>> START Source
Introduction

A database is a structured set of data. Terminology is a little bit different when working with a database management system compared to working with data in R.

  • field: variable or quantity
  • record: collection of fields
  • table: collection of records with all the same fields
  • database: collection of tables

The relationship between R terminology and database terminology is explained below.

R terminology Database terminology
column field
row record
data frame table
types of columns table schema
collection of data frames database

SQL (structured query language) allows you to directly interact with a database and perform tasks such as pull data and make updates. R has two packages available that make it easy to run SQL queries: DBI, RSQLite.

Getting started

To get started, load packages DBI, RSQLite, and tidyverse. Install any packages by entering command install.packages("package") in your Console pane.

Package DBI provides a database interface definition for communication between R and relational database management systems. Package RSQLite embeds the ‘SQLite’ database engine in R and provides an interface compliant with the package DBI.
>> END Source
>> START Entries shown
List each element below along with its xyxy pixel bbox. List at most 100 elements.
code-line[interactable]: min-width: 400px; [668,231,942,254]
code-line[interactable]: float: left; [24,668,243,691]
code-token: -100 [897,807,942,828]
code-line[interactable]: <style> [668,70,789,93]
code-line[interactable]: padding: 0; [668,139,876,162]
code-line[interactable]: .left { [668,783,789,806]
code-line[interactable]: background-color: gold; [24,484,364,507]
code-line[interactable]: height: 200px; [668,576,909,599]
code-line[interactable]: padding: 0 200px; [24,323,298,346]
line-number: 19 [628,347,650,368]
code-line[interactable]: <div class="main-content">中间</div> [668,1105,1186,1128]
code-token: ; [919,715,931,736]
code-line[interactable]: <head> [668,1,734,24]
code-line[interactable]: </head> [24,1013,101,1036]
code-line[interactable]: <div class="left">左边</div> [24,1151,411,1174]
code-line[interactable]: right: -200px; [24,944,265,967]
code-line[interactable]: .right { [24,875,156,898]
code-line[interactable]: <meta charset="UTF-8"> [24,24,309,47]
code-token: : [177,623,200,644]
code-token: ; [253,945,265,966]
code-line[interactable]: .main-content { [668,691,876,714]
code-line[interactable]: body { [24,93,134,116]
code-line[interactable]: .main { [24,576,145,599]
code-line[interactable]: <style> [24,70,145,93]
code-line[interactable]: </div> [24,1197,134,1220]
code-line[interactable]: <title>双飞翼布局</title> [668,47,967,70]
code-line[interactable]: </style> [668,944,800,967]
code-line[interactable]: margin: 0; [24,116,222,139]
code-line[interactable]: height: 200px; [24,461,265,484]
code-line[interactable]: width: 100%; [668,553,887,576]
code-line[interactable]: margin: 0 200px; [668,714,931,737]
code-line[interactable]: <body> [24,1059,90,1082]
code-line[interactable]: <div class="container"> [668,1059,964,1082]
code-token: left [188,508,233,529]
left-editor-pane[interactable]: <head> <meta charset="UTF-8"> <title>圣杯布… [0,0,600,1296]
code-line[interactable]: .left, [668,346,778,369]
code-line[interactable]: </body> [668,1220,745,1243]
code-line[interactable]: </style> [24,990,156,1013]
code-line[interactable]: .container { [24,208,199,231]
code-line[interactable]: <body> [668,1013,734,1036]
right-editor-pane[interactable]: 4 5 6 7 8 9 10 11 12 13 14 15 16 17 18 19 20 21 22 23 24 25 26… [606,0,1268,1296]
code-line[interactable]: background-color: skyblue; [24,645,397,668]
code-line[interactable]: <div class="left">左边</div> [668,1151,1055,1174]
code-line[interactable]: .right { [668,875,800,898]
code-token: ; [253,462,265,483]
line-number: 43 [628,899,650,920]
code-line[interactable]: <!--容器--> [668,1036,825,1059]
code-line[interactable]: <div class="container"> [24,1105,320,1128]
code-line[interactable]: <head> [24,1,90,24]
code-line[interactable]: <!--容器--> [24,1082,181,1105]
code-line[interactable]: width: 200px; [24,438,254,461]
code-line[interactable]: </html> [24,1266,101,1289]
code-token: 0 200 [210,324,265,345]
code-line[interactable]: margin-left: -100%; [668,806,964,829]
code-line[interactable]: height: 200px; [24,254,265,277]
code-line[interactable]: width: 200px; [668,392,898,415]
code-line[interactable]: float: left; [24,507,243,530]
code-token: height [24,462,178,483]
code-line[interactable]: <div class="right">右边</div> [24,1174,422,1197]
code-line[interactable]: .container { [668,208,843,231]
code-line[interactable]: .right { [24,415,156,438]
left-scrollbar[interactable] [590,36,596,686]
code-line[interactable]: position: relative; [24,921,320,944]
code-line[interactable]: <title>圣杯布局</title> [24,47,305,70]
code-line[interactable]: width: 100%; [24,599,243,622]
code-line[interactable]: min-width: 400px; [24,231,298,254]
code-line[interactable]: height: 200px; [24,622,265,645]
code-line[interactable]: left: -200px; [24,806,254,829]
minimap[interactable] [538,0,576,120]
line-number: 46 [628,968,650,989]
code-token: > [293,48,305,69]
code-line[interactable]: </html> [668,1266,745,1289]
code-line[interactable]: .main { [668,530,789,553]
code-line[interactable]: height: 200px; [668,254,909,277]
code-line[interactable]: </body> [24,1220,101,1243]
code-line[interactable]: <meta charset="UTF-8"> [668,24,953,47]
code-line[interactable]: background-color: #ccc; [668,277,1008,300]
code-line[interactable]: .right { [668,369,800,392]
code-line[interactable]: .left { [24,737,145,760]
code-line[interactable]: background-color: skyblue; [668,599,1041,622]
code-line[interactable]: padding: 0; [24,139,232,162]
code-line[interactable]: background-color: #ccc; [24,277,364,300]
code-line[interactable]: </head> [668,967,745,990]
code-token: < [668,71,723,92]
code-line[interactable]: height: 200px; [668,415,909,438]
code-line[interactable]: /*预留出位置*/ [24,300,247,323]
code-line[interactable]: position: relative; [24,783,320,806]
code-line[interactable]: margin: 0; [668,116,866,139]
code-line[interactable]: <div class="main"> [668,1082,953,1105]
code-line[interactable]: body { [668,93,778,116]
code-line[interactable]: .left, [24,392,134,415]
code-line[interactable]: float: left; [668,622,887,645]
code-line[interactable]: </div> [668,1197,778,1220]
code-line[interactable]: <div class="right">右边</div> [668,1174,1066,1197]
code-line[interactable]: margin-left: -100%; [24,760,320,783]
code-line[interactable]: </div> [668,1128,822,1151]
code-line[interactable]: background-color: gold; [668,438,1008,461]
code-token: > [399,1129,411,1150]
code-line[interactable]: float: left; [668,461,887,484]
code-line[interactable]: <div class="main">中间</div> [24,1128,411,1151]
>> END Entries shown
>> START Entries shown
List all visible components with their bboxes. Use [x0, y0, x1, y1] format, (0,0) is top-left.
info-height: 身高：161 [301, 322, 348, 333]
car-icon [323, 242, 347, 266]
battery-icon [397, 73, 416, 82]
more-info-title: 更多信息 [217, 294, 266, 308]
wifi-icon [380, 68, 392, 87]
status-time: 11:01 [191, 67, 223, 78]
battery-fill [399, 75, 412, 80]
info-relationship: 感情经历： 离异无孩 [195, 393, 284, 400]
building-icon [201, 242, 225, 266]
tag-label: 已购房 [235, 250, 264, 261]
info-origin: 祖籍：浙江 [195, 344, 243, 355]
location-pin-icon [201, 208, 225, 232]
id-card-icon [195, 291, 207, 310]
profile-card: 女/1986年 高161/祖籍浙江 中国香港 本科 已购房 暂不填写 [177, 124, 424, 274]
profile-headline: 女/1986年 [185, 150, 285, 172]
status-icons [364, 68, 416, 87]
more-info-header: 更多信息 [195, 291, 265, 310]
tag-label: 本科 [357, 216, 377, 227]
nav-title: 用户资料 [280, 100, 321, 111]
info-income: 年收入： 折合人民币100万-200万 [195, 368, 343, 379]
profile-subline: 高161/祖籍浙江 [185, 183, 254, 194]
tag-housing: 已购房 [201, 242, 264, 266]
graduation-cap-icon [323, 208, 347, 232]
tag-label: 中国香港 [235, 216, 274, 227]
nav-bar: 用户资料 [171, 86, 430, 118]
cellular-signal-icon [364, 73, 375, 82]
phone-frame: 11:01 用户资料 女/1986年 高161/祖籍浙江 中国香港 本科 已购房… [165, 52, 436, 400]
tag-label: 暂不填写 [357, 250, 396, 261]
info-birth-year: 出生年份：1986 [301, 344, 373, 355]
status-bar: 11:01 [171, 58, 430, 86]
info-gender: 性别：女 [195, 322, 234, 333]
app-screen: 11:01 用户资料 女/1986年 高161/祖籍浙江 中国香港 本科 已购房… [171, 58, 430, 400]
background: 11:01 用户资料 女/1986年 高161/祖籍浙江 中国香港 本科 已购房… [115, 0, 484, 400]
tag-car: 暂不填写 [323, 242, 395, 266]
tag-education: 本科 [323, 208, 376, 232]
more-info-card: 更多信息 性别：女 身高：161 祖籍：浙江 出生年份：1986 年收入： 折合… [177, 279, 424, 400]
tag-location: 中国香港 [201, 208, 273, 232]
>> END Entries shown
>> START Entries shown
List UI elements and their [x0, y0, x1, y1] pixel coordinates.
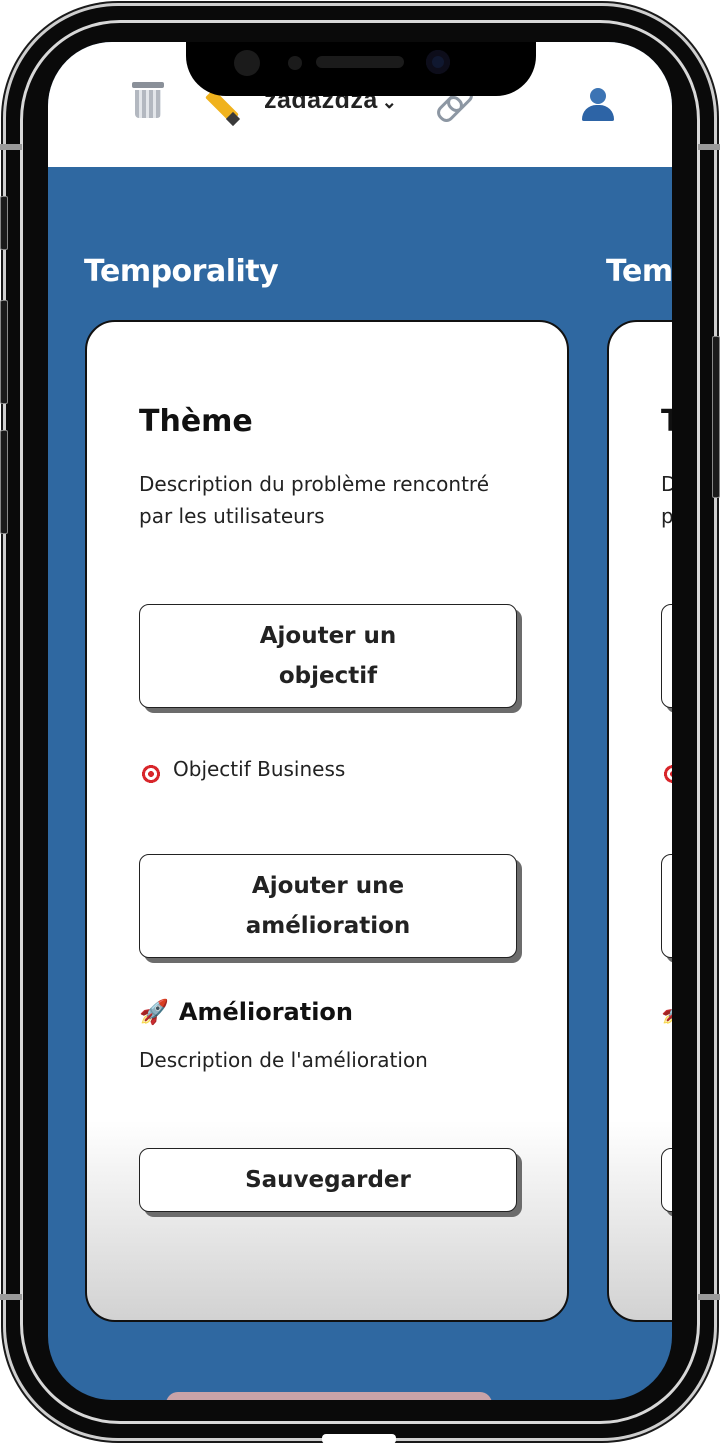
>> END Entries shown
- _Set task A_
Please retype the text on databases and R terminology in full, word for word.
- _Set task B_
In the records, copy everything from the line containing "List each element" down to the line containing "code-token: ; [253,945,265,966]", swapping "interactable" for "clickable" and changing nothing else. Give only those lines.

- _Expected answer A_
Introduction

A database is a structured set of data. Terminology is a little bit different when working with a database management system compared to working with data in R.

  • field: variable or quantity
  • record: collection of fields
  • table: collection of records with all the same fields
  • database: collection of tables

The relationship between R terminology and database terminology is explained below.

R terminology Database terminology
column field
row record
data frame table
types of columns table schema
collection of data frames database

SQL (structured query language) allows you to directly interact with a database and perform tasks such as pull data and make updates. R has two packages available that make it easy to run SQL queries: DBI, RSQLite.

Getting started

To get started, load packages DBI, RSQLite, and tidyverse. Install any packages by entering command install.packages("package") in your Console pane.

Package DBI provides a database interface definition for communication between R and relational database management systems. Package RSQLite embeds the ‘SQLite’ database engine in R and provides an interface compliant with the package DBI.

- _Expected answer B_
List each element below along with its xyxy pixel bbox. List at most 100 elements.
code-line[clickable]: min-width: 400px; [668,231,942,254]
code-line[clickable]: float: left; [24,668,243,691]
code-token: -100 [897,807,942,828]
code-line[clickable]: <style> [668,70,789,93]
code-line[clickable]: padding: 0; [668,139,876,162]
code-line[clickable]: .left { [668,783,789,806]
code-line[clickable]: background-color: gold; [24,484,364,507]
code-line[clickable]: height: 200px; [668,576,909,599]
code-line[clickable]: padding: 0 200px; [24,323,298,346]
line-number: 19 [628,347,650,368]
code-line[clickable]: <div class="main-content">中间</div> [668,1105,1186,1128]
code-token: ; [919,715,931,736]
code-line[clickable]: <head> [668,1,734,24]
code-line[clickable]: </head> [24,1013,101,1036]
code-line[clickable]: <div class="left">左边</div> [24,1151,411,1174]
code-line[clickable]: right: -200px; [24,944,265,967]
code-line[clickable]: .right { [24,875,156,898]
code-line[clickable]: <meta charset="UTF-8"> [24,24,309,47]
code-token: : [177,623,200,644]
code-token: ; [253,945,265,966]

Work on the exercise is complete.